EXERCISE:
Copy every line of the data that includes the string "batir".

EXTRACTED DATA:
§ §
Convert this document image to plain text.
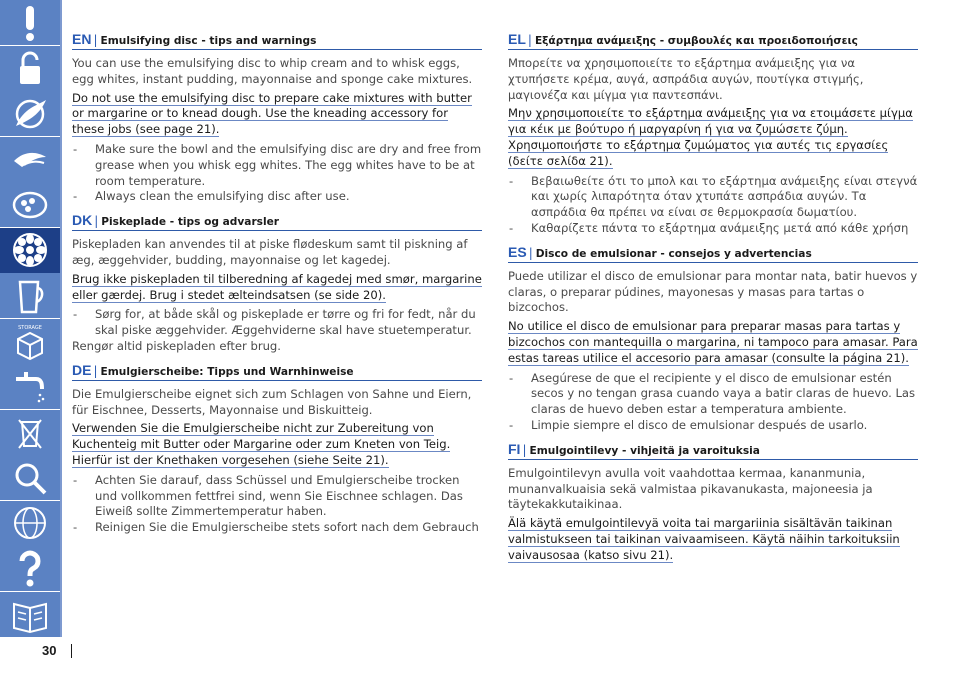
STORAGE
EN | Emulsifying disc - tips and warnings

You can use the emulsifying disc to whip cream and to whisk eggs, egg whites, instant pudding, mayonnaise and sponge cake mixtures.

Do not use the emulsifying disc to prepare cake mixtures with butter or margarine or to knead dough. Use the kneading accessory for these jobs (see page 21).

- Make sure the bowl and the emulsifying disc are dry and free from grease when you whisk egg whites. The egg whites have to be at room temperature.
- Always clean the emulsifying disc after use.
DK | Piskeplade - tips og advarsler

Piskepladen kan anvendes til at piske flødeskum samt til piskning af æg, æggehvider, budding, mayonnaise og let kagedej.

Brug ikke piskepladen til tilberedning af kagedej med smør, margarine eller gærdej. Brug i stedet ælteindsatsen (se side 20).

- Sørg for, at både skål og piskeplade er tørre og fri for fedt, når du skal piske æggehvider. Æggehviderne skal have stuetemperatur.

Rengør altid piskepladen efter brug.

DE | Emulgierscheibe: Tipps und Warnhinweise

Die Emulgierscheibe eignet sich zum Schlagen von Sahne und Eiern, für Eischnee, Desserts, Mayonnaise und Biskuitteig.

Verwenden Sie die Emulgierscheibe nicht zur Zubereitung von Kuchenteig mit Butter oder Margarine oder zum Kneten von Teig. Hierfür ist der Knethaken vorgesehen (siehe Seite 21).

- Achten Sie darauf, dass Schüssel und Emulgierscheibe trocken und vollkommen fettfrei sind, wenn Sie Eischnee schlagen. Das Eiweiß sollte Zimmertemperatur haben.
- Reinigen Sie die Emulgierscheibe stets sofort nach dem Gebrauch
EL | Εξάρτημα ανάμειξης - συμβουλές και προειδοποιήσεις

Μπορείτε να χρησιμοποιείτε το εξάρτημα ανάμειξης για να χτυπήσετε κρέμα, αυγά, ασπράδια αυγών, πουτίγκα στιγμής, μαγιονέζα και μίγμα για παντεσπάνι.

Μην χρησιμοποιείτε το εξάρτημα ανάμειξης για να ετοιμάσετε μίγμα για κέικ με βούτυρο ή μαργαρίνη ή για να ζυμώσετε ζύμη. Χρησιμοποιήστε το εξάρτημα ζυμώματος για αυτές τις εργασίες (δείτε σελίδα 21).

- Βεβαιωθείτε ότι το μπολ και το εξάρτημα ανάμειξης είναι στεγνά και χωρίς λιπαρότητα όταν χτυπάτε ασπράδια αυγών. Τα ασπράδια θα πρέπει να είναι σε θερμοκρασία δωματίου.
- Καθαρίζετε πάντα το εξάρτημα ανάμειξης μετά από κάθε χρήση
ES | Disco de emulsionar - consejos y advertencias

Puede utilizar el disco de emulsionar para montar nata, batir huevos y claras, o preparar púdines, mayonesas y masas para tartas o bizcochos.

No utilice el disco de emulsionar para preparar masas para tartas y bizcochos con mantequilla o margarina, ni tampoco para amasar. Para estas tareas utilice el accesorio para amasar (consulte la página 21).

- Asegúrese de que el recipiente y el disco de emulsionar estén secos y no tengan grasa cuando vaya a batir claras de huevo. Las claras de huevo deben estar a temperatura ambiente.
- Limpie siempre el disco de emulsionar después de usarlo.
FI | Emulgointilevy - vihjeitä ja varoituksia

Emulgointilevyn avulla voit vaahdottaa kermaa, kananmunia, munanvalkuaisia sekä valmistaa pikavanukasta, majoneesia ja täytekakkutaikinaa.

Älä käytä emulgointilevyä voita tai margariinia sisältävän taikinan valmistukseen tai taikinan vaivaamiseen. Käytä näihin tarkoituksiin vaivausosaa (katso sivu 21).

30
§ §
SOLUTION:
Puede utilizar el disco de emulsionar para montar nata, batir huevos y claras, o preparar púdines, mayonesas y masas para tartas o bizcochos.
- Asegúrese de que el recipiente y el disco de emulsionar estén secos y no tengan grasa cuando vaya a batir claras de huevo. Las claras de huevo deben estar a temperatura ambiente.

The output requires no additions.